[Stored data]
****

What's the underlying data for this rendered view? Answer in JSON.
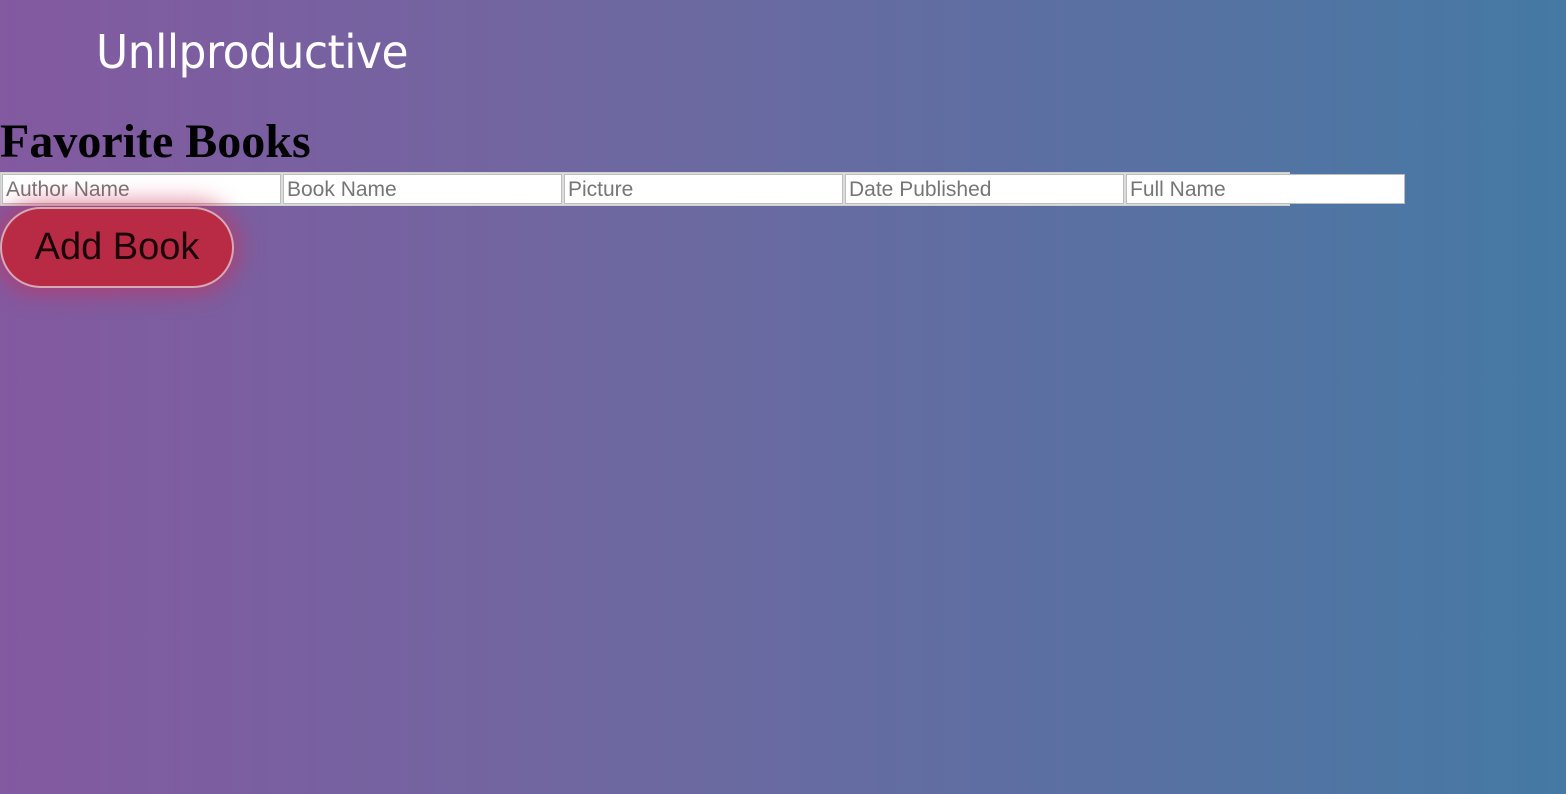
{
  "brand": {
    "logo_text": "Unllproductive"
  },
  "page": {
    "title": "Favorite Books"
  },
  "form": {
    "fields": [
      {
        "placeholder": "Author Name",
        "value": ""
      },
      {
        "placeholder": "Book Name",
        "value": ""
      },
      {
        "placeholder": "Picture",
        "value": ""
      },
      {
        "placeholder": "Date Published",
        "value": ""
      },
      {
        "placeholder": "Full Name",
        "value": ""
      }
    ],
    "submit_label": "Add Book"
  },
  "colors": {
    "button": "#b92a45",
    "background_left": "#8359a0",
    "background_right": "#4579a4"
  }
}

****

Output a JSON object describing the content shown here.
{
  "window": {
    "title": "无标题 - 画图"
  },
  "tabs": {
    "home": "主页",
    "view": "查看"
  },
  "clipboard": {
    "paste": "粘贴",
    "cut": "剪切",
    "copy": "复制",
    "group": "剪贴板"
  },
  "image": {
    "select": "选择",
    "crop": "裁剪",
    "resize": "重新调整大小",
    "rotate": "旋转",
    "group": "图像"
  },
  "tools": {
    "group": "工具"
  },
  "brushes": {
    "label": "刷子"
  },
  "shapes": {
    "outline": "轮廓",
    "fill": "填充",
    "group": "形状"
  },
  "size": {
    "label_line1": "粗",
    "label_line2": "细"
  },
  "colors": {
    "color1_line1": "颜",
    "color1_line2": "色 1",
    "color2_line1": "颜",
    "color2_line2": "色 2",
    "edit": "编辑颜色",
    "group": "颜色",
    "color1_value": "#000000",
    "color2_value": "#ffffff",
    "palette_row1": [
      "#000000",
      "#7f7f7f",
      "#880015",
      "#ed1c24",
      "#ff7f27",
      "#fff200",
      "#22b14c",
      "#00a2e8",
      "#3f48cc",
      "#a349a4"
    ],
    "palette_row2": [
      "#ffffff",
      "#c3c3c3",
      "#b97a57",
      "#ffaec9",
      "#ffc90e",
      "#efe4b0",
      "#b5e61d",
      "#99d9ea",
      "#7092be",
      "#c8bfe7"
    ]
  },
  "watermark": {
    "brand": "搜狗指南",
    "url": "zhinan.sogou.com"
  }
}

****

GIVEN TASK ::
Every line holding "JSON" should be copied out.

FINISHED TASK ::
What's the underlying data for this rendered view? Answer in JSON.
Output a JSON object describing the content shown here.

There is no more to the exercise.